• Task objective
Which lines have the string "reason"? Copy all of them from the entries below.

-- Start of Data for processing --

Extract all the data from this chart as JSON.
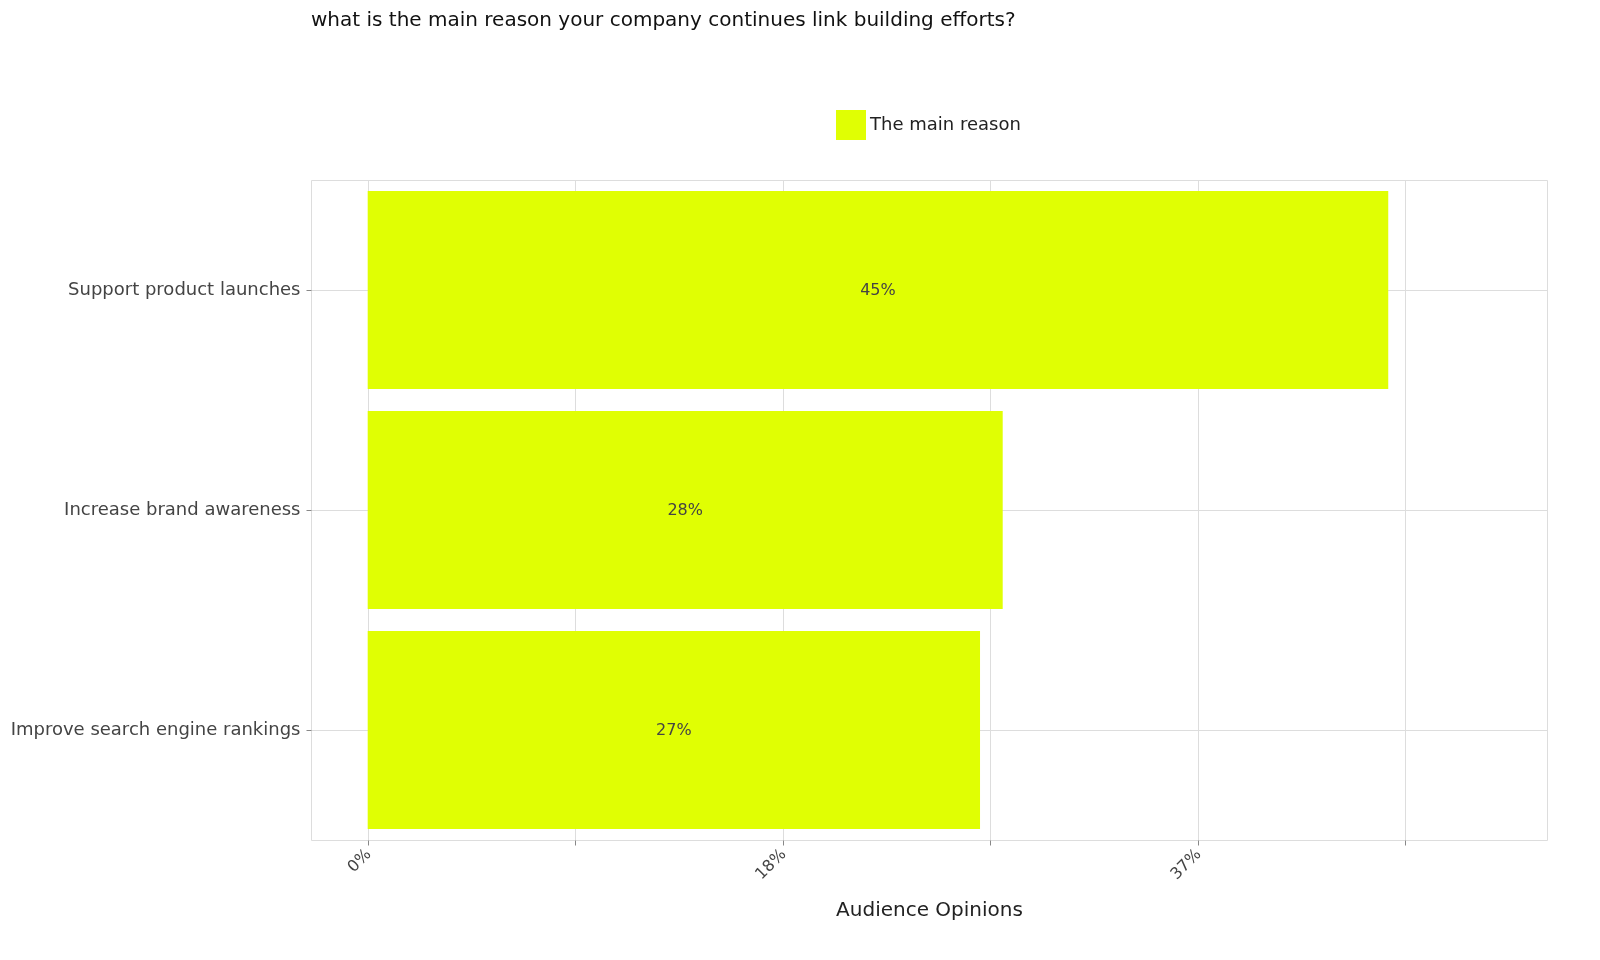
{
  "chart_data": {
    "type": "bar",
    "orientation": "horizontal",
    "title": "what is the main reason your company continues link building efforts?",
    "xlabel": "Audience Opinions",
    "categories": [
      "Support product launches",
      "Increase brand awareness",
      "Improve search engine rankings"
    ],
    "series": [
      {
        "name": "The main reason",
        "color": "#e0ff03",
        "values": [
          45,
          28,
          27
        ]
      }
    ],
    "value_labels": [
      "45%",
      "28%",
      "27%"
    ],
    "xlim": [
      -2.5,
      52
    ],
    "xticks": [
      {
        "value": 0,
        "label": "0%"
      },
      {
        "value": 9.15,
        "label": null
      },
      {
        "value": 18.3,
        "label": "18%"
      },
      {
        "value": 27.45,
        "label": null
      },
      {
        "value": 36.6,
        "label": "37%"
      },
      {
        "value": 45.75,
        "label": null
      }
    ],
    "grid": true,
    "legend": "top"
  }
}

-- End of Data for processing --

• Written solution
    "title": "what is the main reason your company continues link building efforts?",
        "name": "The main reason",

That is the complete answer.